===== Data rows =====

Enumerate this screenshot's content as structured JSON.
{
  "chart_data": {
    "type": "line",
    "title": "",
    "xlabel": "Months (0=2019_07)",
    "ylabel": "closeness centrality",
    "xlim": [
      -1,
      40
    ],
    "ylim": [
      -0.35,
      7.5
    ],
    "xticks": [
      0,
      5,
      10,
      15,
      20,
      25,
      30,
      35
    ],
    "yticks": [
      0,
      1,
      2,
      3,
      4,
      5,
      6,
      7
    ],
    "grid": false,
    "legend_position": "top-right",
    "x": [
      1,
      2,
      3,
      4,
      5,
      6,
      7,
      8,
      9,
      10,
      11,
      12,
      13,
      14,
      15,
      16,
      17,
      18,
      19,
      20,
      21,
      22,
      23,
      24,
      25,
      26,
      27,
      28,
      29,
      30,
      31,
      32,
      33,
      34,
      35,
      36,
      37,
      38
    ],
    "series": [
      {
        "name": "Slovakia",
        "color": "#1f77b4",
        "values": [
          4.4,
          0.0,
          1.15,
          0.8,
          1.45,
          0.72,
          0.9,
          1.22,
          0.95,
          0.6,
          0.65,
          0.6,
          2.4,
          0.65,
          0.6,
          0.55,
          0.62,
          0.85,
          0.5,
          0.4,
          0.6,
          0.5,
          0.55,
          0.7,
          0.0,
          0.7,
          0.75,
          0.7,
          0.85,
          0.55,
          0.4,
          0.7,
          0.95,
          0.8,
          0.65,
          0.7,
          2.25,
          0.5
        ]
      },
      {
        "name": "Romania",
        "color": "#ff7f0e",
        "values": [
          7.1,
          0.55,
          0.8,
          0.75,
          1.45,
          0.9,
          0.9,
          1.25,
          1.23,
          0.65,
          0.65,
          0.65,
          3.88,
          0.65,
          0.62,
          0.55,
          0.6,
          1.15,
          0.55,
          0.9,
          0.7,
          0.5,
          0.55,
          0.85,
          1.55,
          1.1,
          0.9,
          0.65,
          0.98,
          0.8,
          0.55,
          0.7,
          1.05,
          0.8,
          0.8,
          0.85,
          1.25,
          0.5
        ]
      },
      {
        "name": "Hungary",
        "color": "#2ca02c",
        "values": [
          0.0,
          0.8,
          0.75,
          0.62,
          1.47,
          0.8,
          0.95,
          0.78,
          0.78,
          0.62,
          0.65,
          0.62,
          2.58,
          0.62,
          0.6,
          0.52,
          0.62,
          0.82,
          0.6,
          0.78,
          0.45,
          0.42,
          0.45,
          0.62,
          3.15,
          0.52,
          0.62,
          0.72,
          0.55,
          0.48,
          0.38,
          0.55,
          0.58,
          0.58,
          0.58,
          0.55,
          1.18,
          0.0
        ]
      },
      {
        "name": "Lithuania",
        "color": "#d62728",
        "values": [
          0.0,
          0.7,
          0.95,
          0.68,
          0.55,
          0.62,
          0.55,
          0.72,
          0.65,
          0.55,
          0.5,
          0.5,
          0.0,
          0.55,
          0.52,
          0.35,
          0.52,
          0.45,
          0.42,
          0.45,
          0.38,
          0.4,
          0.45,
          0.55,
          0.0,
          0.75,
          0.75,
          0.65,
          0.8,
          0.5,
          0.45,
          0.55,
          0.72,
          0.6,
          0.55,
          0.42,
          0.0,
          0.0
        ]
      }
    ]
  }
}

=====

## [Your goal]
Scan the material above. Return every line containing the string "name".

## [Final result]
        "name": "Slovakia",
        "name": "Romania",
        "name": "Hungary",
        "name": "Lithuania",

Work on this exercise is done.